TASK DIRECTIONS
Copy out every line of the data exactly.

──────── ITEMS ────────

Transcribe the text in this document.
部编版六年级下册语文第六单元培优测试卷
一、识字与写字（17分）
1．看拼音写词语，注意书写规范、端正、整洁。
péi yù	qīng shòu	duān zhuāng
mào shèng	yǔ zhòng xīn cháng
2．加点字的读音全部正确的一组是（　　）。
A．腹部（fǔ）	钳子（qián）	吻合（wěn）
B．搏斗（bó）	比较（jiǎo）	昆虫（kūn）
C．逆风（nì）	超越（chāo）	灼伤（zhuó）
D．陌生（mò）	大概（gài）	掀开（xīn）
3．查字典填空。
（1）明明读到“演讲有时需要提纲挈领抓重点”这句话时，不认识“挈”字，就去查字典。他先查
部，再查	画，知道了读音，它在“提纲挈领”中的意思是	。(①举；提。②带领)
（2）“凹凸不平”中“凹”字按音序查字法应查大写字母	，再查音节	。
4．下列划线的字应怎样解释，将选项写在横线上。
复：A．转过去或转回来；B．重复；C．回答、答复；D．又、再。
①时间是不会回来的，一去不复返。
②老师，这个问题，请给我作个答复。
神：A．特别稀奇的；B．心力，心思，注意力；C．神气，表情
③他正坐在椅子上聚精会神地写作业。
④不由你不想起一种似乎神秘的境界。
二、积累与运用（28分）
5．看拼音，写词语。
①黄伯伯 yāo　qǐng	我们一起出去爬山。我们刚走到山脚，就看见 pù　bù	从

────────

SOLVED EXERCISE
Transcribe the text in this document.
部编版六年级下册语文第六单元培优测试卷
一、识字与写字（17分）
1．看拼音写词语，注意书写规范、端正、整洁。
péi yù	qīng shòu	duān zhuāng
mào shèng	yǔ zhòng xīn cháng
2．加点字的读音全部正确的一组是（　　）。
A．腹部（fǔ）	钳子（qián）	吻合（wěn）
B．搏斗（bó）	比较（jiǎo）	昆虫（kūn）
C．逆风（nì）	超越（chāo）	灼伤（zhuó）
D．陌生（mò）	大概（gài）	掀开（xīn）
3．查字典填空。
（1）明明读到“演讲有时需要提纲挈领抓重点”这句话时，不认识“挈”字，就去查字典。他先查
部，再查	画，知道了读音，它在“提纲挈领”中的意思是	。(①举；提。②带领)
（2）“凹凸不平”中“凹”字按音序查字法应查大写字母	，再查音节	。
4．下列划线的字应怎样解释，将选项写在横线上。
复：A．转过去或转回来；B．重复；C．回答、答复；D．又、再。
①时间是不会回来的，一去不复返。
②老师，这个问题，请给我作个答复。
神：A．特别稀奇的；B．心力，心思，注意力；C．神气，表情
③他正坐在椅子上聚精会神地写作业。
④不由你不想起一种似乎神秘的境界。
二、积累与运用（28分）
5．看拼音，写词语。
①黄伯伯 yāo　qǐng	我们一起出去爬山。我们刚走到山脚，就看见 pù　bù	从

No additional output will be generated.